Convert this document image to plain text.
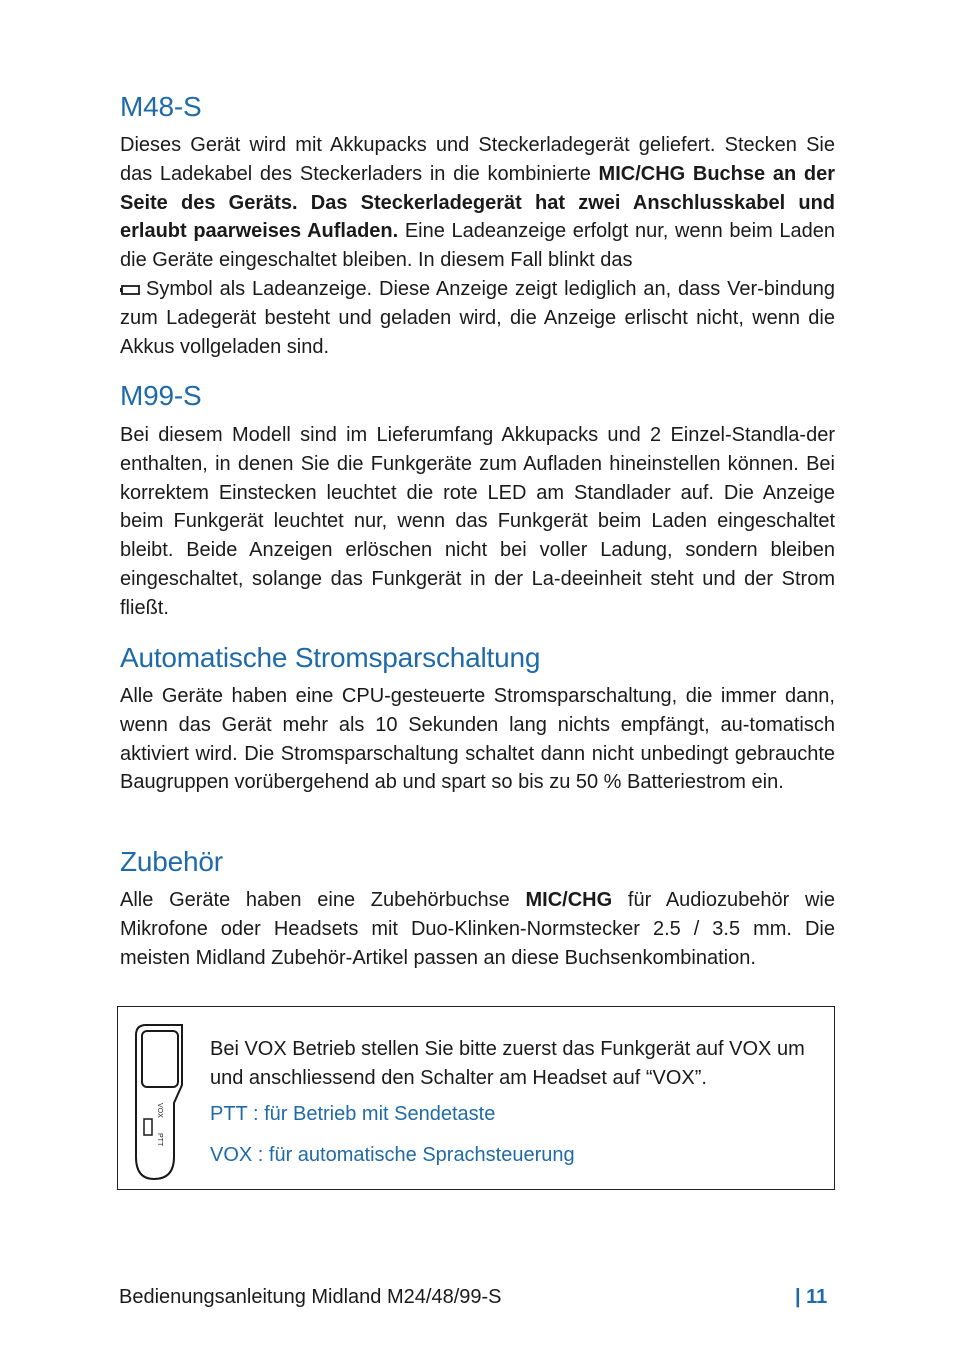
M48-S

Dieses Gerät wird mit Akkupacks und Steckerladegerät geliefert. Stecken Sie das Ladekabel des Steckerladers in die kombinierte MIC/CHG Buchse an der Seite des Geräts. Das Steckerladegerät hat zwei Anschlusskabel und erlaubt paarweises Aufladen. Eine Ladeanzeige erfolgt nur, wenn beim Laden die Geräte eingeschaltet bleiben. In diesem Fall blinkt das
Symbol als Ladeanzeige. Diese Anzeige zeigt lediglich an, dass Ver-bindung zum Ladegerät besteht und geladen wird, die Anzeige erlischt nicht, wenn die Akkus vollgeladen sind.

M99-S

Bei diesem Modell sind im Lieferumfang Akkupacks und 2 Einzel-Standla-der enthalten, in denen Sie die Funkgeräte zum Aufladen hineinstellen können. Bei korrektem Einstecken leuchtet die rote LED am Standlader auf. Die Anzeige beim Funkgerät leuchtet nur, wenn das Funkgerät beim Laden eingeschaltet bleibt. Beide Anzeigen erlöschen nicht bei voller Ladung, sondern bleiben eingeschaltet, solange das Funkgerät in der La-deeinheit steht und der Strom fließt.

Automatische Stromsparschaltung

Alle Geräte haben eine CPU-gesteuerte Stromsparschaltung, die immer dann, wenn das Gerät mehr als 10 Sekunden lang nichts empfängt, au-tomatisch aktiviert wird. Die Stromsparschaltung schaltet dann nicht unbedingt gebrauchte Baugruppen vorübergehend ab und spart so bis zu 50 % Batteriestrom ein.

Zubehör

Alle Geräte haben eine Zubehörbuchse MIC/CHG für Audiozubehör wie Mikrofone oder Headsets mit Duo-Klinken-Normstecker 2.5 / 3.5 mm. Die meisten Midland Zubehör-Artikel passen an diese Buchsenkombination.

VOX
PTT
Bei VOX Betrieb stellen Sie bitte zuerst das Funkgerät auf VOX um und anschliessend den Schalter am Headset auf “VOX”.
PTT : für Betrieb mit Sendetaste
VOX : für automatische Sprachsteuerung
Bedienungsanleitung Midland M24/48/99-S	| 11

★ ★ ★

[AIM]
From the listing, extract all text exactly as given and drop any picture.

[ANSWER BELOW]
Convert this document image to plain text.
M48-S

Dieses Gerät wird mit Akkupacks und Steckerladegerät geliefert. Stecken Sie das Ladekabel des Steckerladers in die kombinierte MIC/CHG Buchse an der Seite des Geräts. Das Steckerladegerät hat zwei Anschlusskabel und erlaubt paarweises Aufladen. Eine Ladeanzeige erfolgt nur, wenn beim Laden die Geräte eingeschaltet bleiben. In diesem Fall blinkt das
Symbol als Ladeanzeige. Diese Anzeige zeigt lediglich an, dass Ver-bindung zum Ladegerät besteht und geladen wird, die Anzeige erlischt nicht, wenn die Akkus vollgeladen sind.

M99-S

Bei diesem Modell sind im Lieferumfang Akkupacks und 2 Einzel-Standla-der enthalten, in denen Sie die Funkgeräte zum Aufladen hineinstellen können. Bei korrektem Einstecken leuchtet die rote LED am Standlader auf. Die Anzeige beim Funkgerät leuchtet nur, wenn das Funkgerät beim Laden eingeschaltet bleibt. Beide Anzeigen erlöschen nicht bei voller Ladung, sondern bleiben eingeschaltet, solange das Funkgerät in der La-deeinheit steht und der Strom fließt.

Automatische Stromsparschaltung

Alle Geräte haben eine CPU-gesteuerte Stromsparschaltung, die immer dann, wenn das Gerät mehr als 10 Sekunden lang nichts empfängt, au-tomatisch aktiviert wird. Die Stromsparschaltung schaltet dann nicht unbedingt gebrauchte Baugruppen vorübergehend ab und spart so bis zu 50 % Batteriestrom ein.

Zubehör

Alle Geräte haben eine Zubehörbuchse MIC/CHG für Audiozubehör wie Mikrofone oder Headsets mit Duo-Klinken-Normstecker 2.5 / 3.5 mm. Die meisten Midland Zubehör-Artikel passen an diese Buchsenkombination.

VOX
PTT
Bei VOX Betrieb stellen Sie bitte zuerst das Funkgerät auf VOX um und anschliessend den Schalter am Headset auf “VOX”.
PTT : für Betrieb mit Sendetaste
VOX : für automatische Sprachsteuerung
Bedienungsanleitung Midland M24/48/99-S	| 11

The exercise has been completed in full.